— Task objective —
Exclude any images and output the remaining records exactly.

— Source records —
- - -
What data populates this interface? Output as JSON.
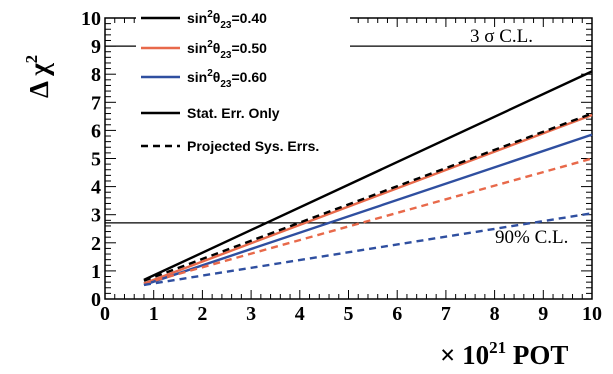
{
  "chart_data": {
    "type": "line",
    "xlabel_prefix": "× 10",
    "xlabel_exp": "21",
    "xlabel_suffix": " POT",
    "ylabel_prefix": "Δ χ",
    "ylabel_exp": "2",
    "xlim": [
      0,
      10
    ],
    "ylim": [
      0,
      10
    ],
    "xticks": [
      "0",
      "1",
      "2",
      "3",
      "4",
      "5",
      "6",
      "7",
      "8",
      "9",
      "10"
    ],
    "yticks": [
      "0",
      "1",
      "2",
      "3",
      "4",
      "5",
      "6",
      "7",
      "8",
      "9",
      "10"
    ],
    "reference_lines": [
      {
        "label": "3 σ C.L.",
        "y": 9.0
      },
      {
        "label": "90% C.L.",
        "y": 2.71
      }
    ],
    "legend": [
      {
        "pre": "sin",
        "sup": "2",
        "mid": "θ",
        "sub": "23",
        "post": "=0.40",
        "color": "#000000",
        "dash": "solid"
      },
      {
        "pre": "sin",
        "sup": "2",
        "mid": "θ",
        "sub": "23",
        "post": "=0.50",
        "color": "#e8694a",
        "dash": "solid"
      },
      {
        "pre": "sin",
        "sup": "2",
        "mid": "θ",
        "sub": "23",
        "post": "=0.60",
        "color": "#2f4fa0",
        "dash": "solid"
      },
      {
        "text": "Stat. Err. Only",
        "color": "#000000",
        "dash": "solid"
      },
      {
        "text": "Projected Sys. Errs.",
        "color": "#000000",
        "dash": "dashed"
      }
    ],
    "series": [
      {
        "color": "#000000",
        "dash": "solid",
        "x": [
          0.8,
          10
        ],
        "y": [
          0.68,
          8.1
        ]
      },
      {
        "color": "#e8694a",
        "dash": "solid",
        "x": [
          0.8,
          10
        ],
        "y": [
          0.55,
          6.55
        ]
      },
      {
        "color": "#2f4fa0",
        "dash": "solid",
        "x": [
          0.8,
          10
        ],
        "y": [
          0.5,
          5.85
        ]
      },
      {
        "color": "#000000",
        "dash": "dashed",
        "x": [
          0.8,
          10
        ],
        "y": [
          0.65,
          6.6
        ]
      },
      {
        "color": "#e8694a",
        "dash": "dashed",
        "x": [
          0.8,
          10
        ],
        "y": [
          0.55,
          5.0
        ]
      },
      {
        "color": "#2f4fa0",
        "dash": "dashed",
        "x": [
          0.8,
          10
        ],
        "y": [
          0.5,
          3.05
        ]
      }
    ]
  }
}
- - -
— Exercise result —
What data populates this interface? Output as JSON.
{
  "chart_data": {
    "type": "line",
    "xlabel_prefix": "× 10",
    "xlabel_exp": "21",
    "xlabel_suffix": " POT",
    "ylabel_prefix": "Δ χ",
    "ylabel_exp": "2",
    "xlim": [
      0,
      10
    ],
    "ylim": [
      0,
      10
    ],
    "xticks": [
      "0",
      "1",
      "2",
      "3",
      "4",
      "5",
      "6",
      "7",
      "8",
      "9",
      "10"
    ],
    "yticks": [
      "0",
      "1",
      "2",
      "3",
      "4",
      "5",
      "6",
      "7",
      "8",
      "9",
      "10"
    ],
    "reference_lines": [
      {
        "label": "3 σ C.L.",
        "y": 9.0
      },
      {
        "label": "90% C.L.",
        "y": 2.71
      }
    ],
    "legend": [
      {
        "pre": "sin",
        "sup": "2",
        "mid": "θ",
        "sub": "23",
        "post": "=0.40",
        "color": "#000000",
        "dash": "solid"
      },
      {
        "pre": "sin",
        "sup": "2",
        "mid": "θ",
        "sub": "23",
        "post": "=0.50",
        "color": "#e8694a",
        "dash": "solid"
      },
      {
        "pre": "sin",
        "sup": "2",
        "mid": "θ",
        "sub": "23",
        "post": "=0.60",
        "color": "#2f4fa0",
        "dash": "solid"
      },
      {
        "text": "Stat. Err. Only",
        "color": "#000000",
        "dash": "solid"
      },
      {
        "text": "Projected Sys. Errs.",
        "color": "#000000",
        "dash": "dashed"
      }
    ],
    "series": [
      {
        "color": "#000000",
        "dash": "solid",
        "x": [
          0.8,
          10
        ],
        "y": [
          0.68,
          8.1
        ]
      },
      {
        "color": "#e8694a",
        "dash": "solid",
        "x": [
          0.8,
          10
        ],
        "y": [
          0.55,
          6.55
        ]
      },
      {
        "color": "#2f4fa0",
        "dash": "solid",
        "x": [
          0.8,
          10
        ],
        "y": [
          0.5,
          5.85
        ]
      },
      {
        "color": "#000000",
        "dash": "dashed",
        "x": [
          0.8,
          10
        ],
        "y": [
          0.65,
          6.6
        ]
      },
      {
        "color": "#e8694a",
        "dash": "dashed",
        "x": [
          0.8,
          10
        ],
        "y": [
          0.55,
          5.0
        ]
      },
      {
        "color": "#2f4fa0",
        "dash": "dashed",
        "x": [
          0.8,
          10
        ],
        "y": [
          0.5,
          3.05
        ]
      }
    ]
  }
}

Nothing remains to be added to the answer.